[Start of The input]

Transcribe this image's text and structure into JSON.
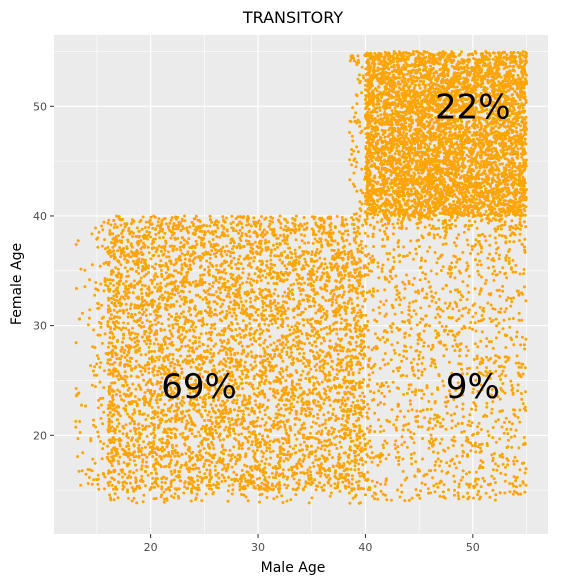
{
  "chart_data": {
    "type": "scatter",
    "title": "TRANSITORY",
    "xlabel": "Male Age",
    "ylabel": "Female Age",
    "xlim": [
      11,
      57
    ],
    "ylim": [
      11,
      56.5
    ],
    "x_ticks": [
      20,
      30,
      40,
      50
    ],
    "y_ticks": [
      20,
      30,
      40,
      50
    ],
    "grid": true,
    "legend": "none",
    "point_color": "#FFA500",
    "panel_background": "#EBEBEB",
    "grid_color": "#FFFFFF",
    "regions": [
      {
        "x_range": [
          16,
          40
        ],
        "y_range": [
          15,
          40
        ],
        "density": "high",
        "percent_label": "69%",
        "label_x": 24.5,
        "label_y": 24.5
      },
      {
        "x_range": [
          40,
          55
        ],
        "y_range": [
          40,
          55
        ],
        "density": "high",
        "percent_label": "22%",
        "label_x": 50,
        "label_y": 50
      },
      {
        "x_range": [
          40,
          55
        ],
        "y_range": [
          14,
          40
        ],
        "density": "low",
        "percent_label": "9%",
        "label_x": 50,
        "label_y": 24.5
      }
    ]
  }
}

[End of The input]

◆ Directions for this task
Pictures are not part of the copy; reproduce everything else in the records exactly.

◆ Exercise answer
Transcribe this image's text and structure into JSON.
{
  "chart_data": {
    "type": "scatter",
    "title": "TRANSITORY",
    "xlabel": "Male Age",
    "ylabel": "Female Age",
    "xlim": [
      11,
      57
    ],
    "ylim": [
      11,
      56.5
    ],
    "x_ticks": [
      20,
      30,
      40,
      50
    ],
    "y_ticks": [
      20,
      30,
      40,
      50
    ],
    "grid": true,
    "legend": "none",
    "point_color": "#FFA500",
    "panel_background": "#EBEBEB",
    "grid_color": "#FFFFFF",
    "regions": [
      {
        "x_range": [
          16,
          40
        ],
        "y_range": [
          15,
          40
        ],
        "density": "high",
        "percent_label": "69%",
        "label_x": 24.5,
        "label_y": 24.5
      },
      {
        "x_range": [
          40,
          55
        ],
        "y_range": [
          40,
          55
        ],
        "density": "high",
        "percent_label": "22%",
        "label_x": 50,
        "label_y": 50
      },
      {
        "x_range": [
          40,
          55
        ],
        "y_range": [
          14,
          40
        ],
        "density": "low",
        "percent_label": "9%",
        "label_x": 50,
        "label_y": 24.5
      }
    ]
  }
}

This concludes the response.